To be done ▸
Copy out all lines in the data below containing the string "JSON".

Supplied entries ▸
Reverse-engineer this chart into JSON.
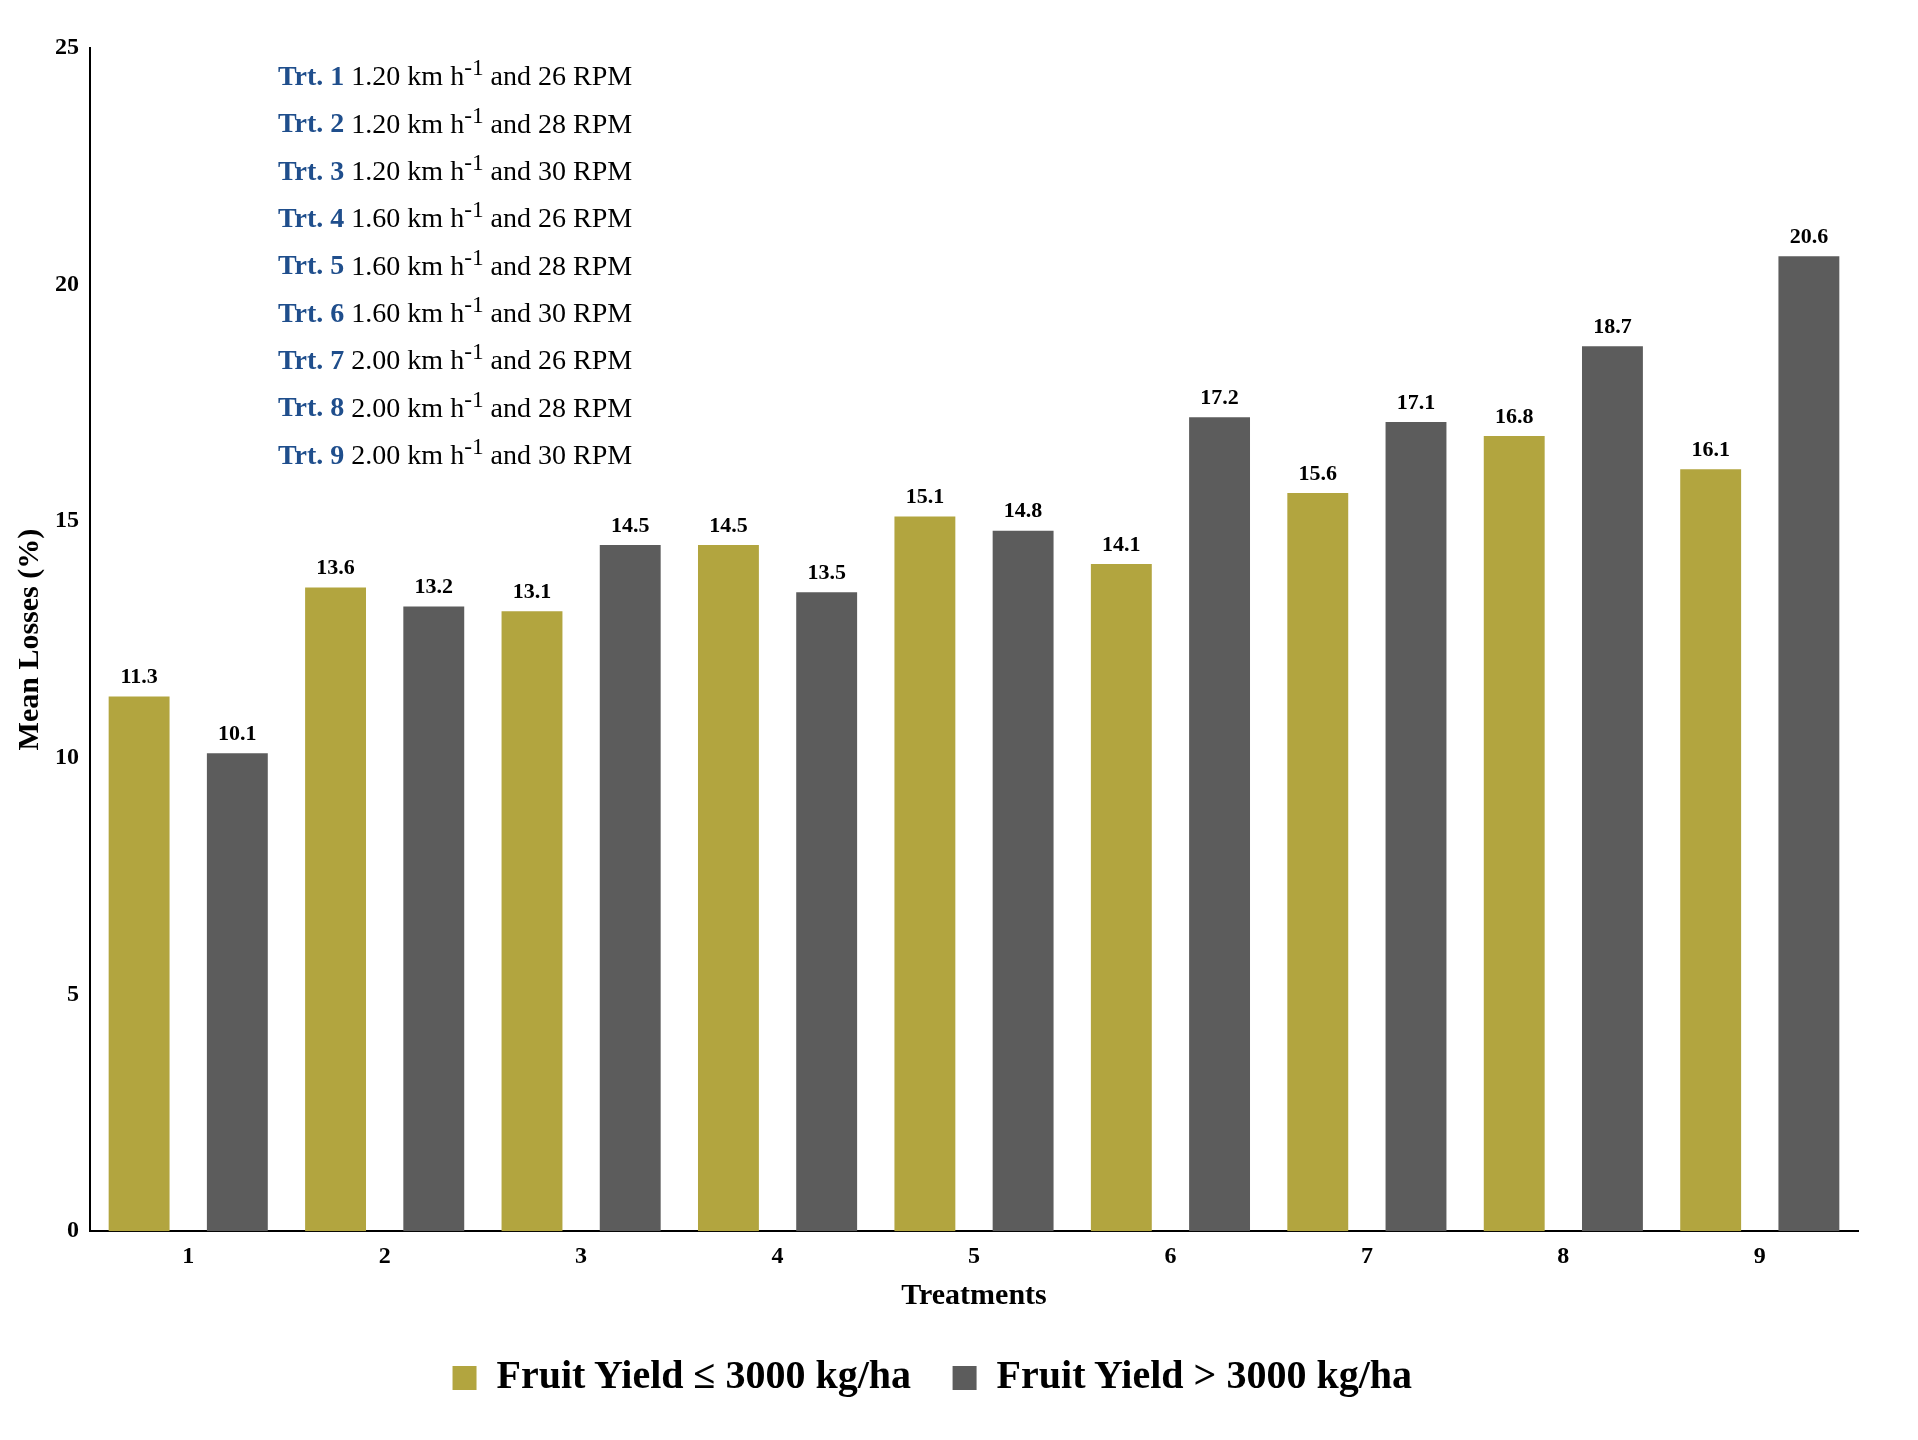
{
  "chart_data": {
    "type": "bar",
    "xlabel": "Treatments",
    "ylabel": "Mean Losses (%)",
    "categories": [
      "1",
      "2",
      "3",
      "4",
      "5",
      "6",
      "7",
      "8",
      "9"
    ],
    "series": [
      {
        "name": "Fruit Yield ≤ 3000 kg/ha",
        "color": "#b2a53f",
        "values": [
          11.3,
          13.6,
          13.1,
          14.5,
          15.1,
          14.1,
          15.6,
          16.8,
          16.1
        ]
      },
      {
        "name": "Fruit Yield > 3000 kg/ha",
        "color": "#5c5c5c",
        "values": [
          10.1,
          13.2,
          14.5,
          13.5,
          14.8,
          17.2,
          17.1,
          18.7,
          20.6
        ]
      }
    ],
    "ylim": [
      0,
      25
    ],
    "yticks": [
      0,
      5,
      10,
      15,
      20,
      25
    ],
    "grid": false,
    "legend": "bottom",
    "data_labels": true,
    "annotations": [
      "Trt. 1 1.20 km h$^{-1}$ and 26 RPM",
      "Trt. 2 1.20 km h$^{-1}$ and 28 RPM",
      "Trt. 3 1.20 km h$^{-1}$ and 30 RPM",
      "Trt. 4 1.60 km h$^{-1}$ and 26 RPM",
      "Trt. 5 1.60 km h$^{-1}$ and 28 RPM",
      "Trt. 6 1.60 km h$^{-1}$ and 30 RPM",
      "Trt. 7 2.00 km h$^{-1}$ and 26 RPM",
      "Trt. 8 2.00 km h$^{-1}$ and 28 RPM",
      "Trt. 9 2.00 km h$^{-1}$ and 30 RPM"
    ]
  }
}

...

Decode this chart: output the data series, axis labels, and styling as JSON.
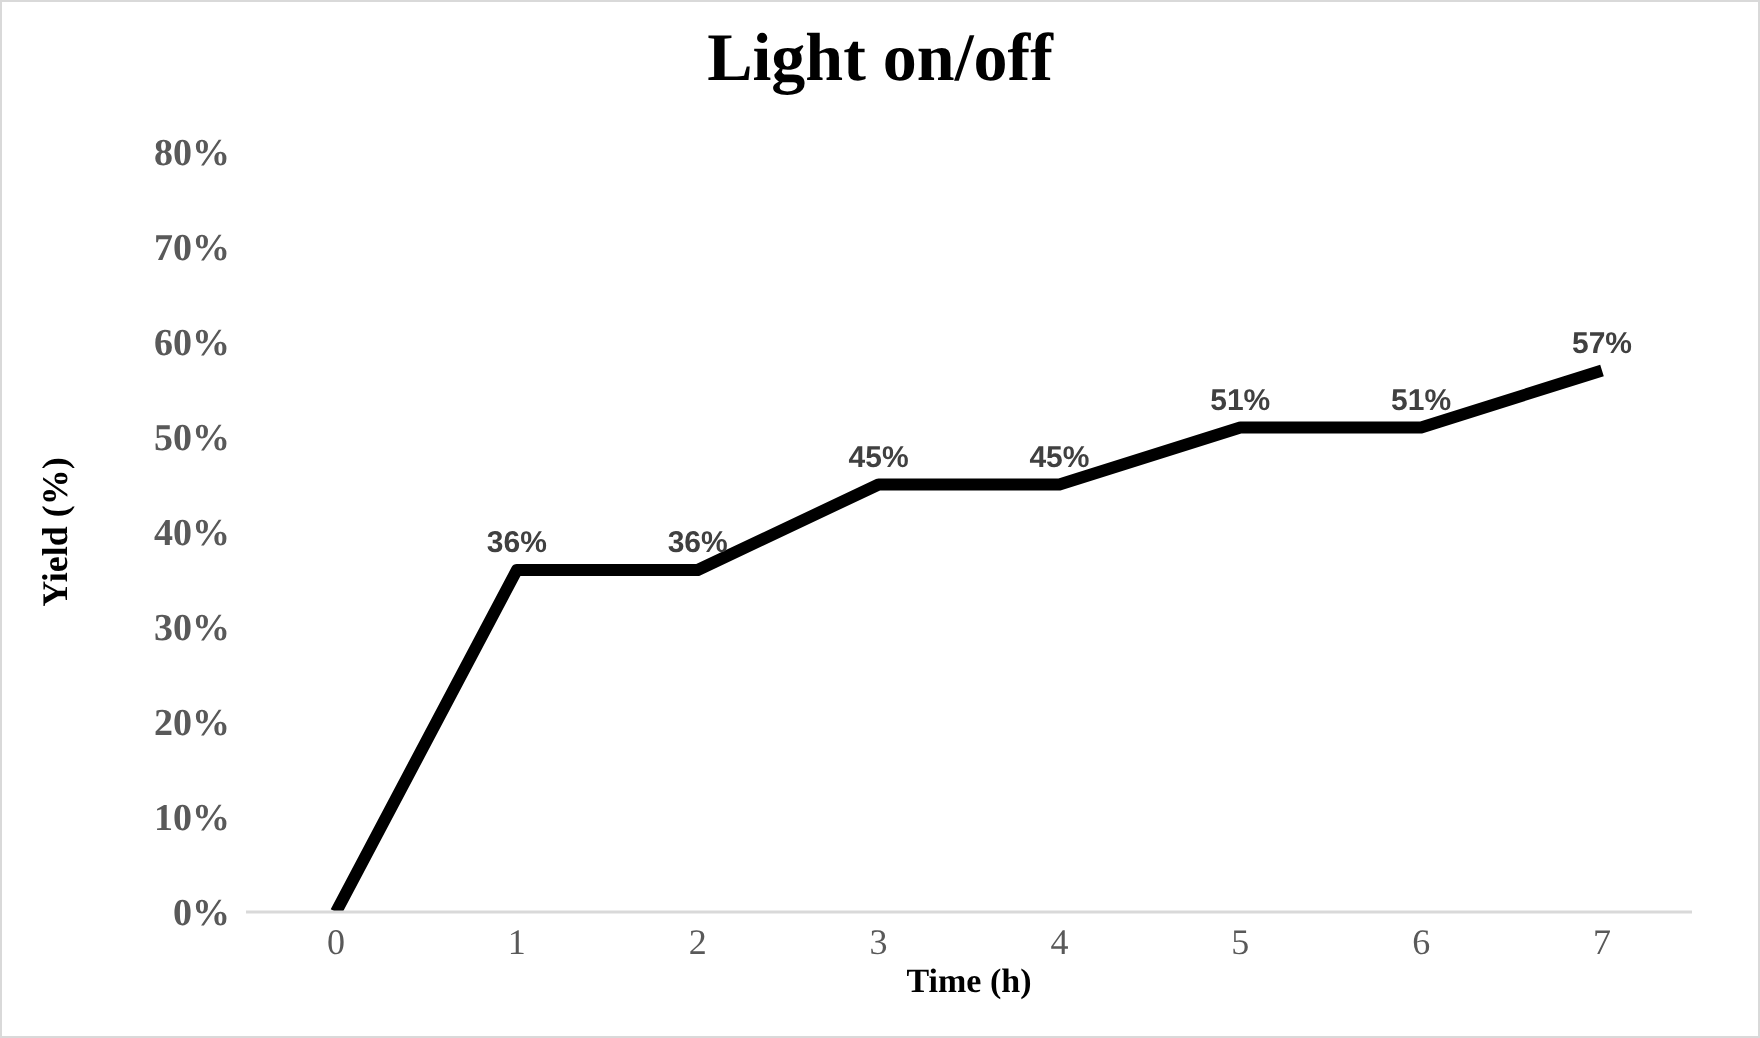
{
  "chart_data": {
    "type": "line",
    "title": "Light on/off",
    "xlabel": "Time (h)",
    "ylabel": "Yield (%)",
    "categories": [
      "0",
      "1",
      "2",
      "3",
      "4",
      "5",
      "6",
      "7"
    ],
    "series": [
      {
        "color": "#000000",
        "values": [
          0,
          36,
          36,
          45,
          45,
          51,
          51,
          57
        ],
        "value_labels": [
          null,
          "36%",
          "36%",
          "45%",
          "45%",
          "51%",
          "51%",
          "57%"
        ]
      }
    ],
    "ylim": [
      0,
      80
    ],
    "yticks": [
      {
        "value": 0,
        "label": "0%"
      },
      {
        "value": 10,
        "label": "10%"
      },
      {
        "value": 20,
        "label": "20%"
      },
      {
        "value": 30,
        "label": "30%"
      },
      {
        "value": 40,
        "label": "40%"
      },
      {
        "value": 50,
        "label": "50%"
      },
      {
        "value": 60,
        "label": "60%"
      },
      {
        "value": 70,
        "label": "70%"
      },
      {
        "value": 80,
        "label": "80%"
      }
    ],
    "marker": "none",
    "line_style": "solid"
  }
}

Solved exercise ▸
Reverse-engineer this chart into JSON.
Decode this chart: output the data series, axis labels, and styling as JSON.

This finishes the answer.